Exercise details
Below you will find a set of lines. Repeat them all exactly.

· · ·

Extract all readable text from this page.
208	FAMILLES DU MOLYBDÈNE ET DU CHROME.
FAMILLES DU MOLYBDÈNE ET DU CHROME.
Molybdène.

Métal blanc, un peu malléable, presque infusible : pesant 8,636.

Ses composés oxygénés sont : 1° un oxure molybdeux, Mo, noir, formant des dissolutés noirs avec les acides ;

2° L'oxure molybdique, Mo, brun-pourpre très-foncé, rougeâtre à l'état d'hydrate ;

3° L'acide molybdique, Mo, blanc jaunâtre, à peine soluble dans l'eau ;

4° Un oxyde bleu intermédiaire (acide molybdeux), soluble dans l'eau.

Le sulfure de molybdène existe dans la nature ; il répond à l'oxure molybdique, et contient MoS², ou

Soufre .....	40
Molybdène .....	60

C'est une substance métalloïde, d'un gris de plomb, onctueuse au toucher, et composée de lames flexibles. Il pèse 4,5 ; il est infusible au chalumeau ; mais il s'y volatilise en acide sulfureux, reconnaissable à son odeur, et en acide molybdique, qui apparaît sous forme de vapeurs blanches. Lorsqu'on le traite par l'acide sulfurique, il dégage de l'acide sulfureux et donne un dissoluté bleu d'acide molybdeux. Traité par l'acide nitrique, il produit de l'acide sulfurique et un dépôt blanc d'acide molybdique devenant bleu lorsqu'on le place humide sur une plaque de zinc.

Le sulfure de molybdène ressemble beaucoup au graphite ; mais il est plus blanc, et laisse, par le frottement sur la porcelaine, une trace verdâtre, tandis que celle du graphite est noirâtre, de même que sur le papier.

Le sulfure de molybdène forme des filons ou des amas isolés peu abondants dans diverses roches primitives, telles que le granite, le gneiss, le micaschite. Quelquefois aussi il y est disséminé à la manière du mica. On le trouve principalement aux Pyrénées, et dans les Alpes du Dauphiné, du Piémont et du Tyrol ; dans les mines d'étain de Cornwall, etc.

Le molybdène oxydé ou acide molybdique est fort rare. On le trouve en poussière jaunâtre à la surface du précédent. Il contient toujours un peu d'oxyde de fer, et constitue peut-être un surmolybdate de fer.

· · ·

Solution to the problem
Extract all readable text from this page.
208	FAMILLES DU MOLYBDÈNE ET DU CHROME.
FAMILLES DU MOLYBDÈNE ET DU CHROME.
Molybdène.

Métal blanc, un peu malléable, presque infusible : pesant 8,636.

Ses composés oxygénés sont : 1° un oxure molybdeux, Mo, noir, formant des dissolutés noirs avec les acides ;

2° L'oxure molybdique, Mo, brun-pourpre très-foncé, rougeâtre à l'état d'hydrate ;

3° L'acide molybdique, Mo, blanc jaunâtre, à peine soluble dans l'eau ;

4° Un oxyde bleu intermédiaire (acide molybdeux), soluble dans l'eau.

Le sulfure de molybdène existe dans la nature ; il répond à l'oxure molybdique, et contient MoS², ou

Soufre .....	40
Molybdène .....	60

C'est une substance métalloïde, d'un gris de plomb, onctueuse au toucher, et composée de lames flexibles. Il pèse 4,5 ; il est infusible au chalumeau ; mais il s'y volatilise en acide sulfureux, reconnaissable à son odeur, et en acide molybdique, qui apparaît sous forme de vapeurs blanches. Lorsqu'on le traite par l'acide sulfurique, il dégage de l'acide sulfureux et donne un dissoluté bleu d'acide molybdeux. Traité par l'acide nitrique, il produit de l'acide sulfurique et un dépôt blanc d'acide molybdique devenant bleu lorsqu'on le place humide sur une plaque de zinc.

Le sulfure de molybdène ressemble beaucoup au graphite ; mais il est plus blanc, et laisse, par le frottement sur la porcelaine, une trace verdâtre, tandis que celle du graphite est noirâtre, de même que sur le papier.

Le sulfure de molybdène forme des filons ou des amas isolés peu abondants dans diverses roches primitives, telles que le granite, le gneiss, le micaschite. Quelquefois aussi il y est disséminé à la manière du mica. On le trouve principalement aux Pyrénées, et dans les Alpes du Dauphiné, du Piémont et du Tyrol ; dans les mines d'étain de Cornwall, etc.

Le molybdène oxydé ou acide molybdique est fort rare. On le trouve en poussière jaunâtre à la surface du précédent. Il contient toujours un peu d'oxyde de fer, et constitue peut-être un surmolybdate de fer.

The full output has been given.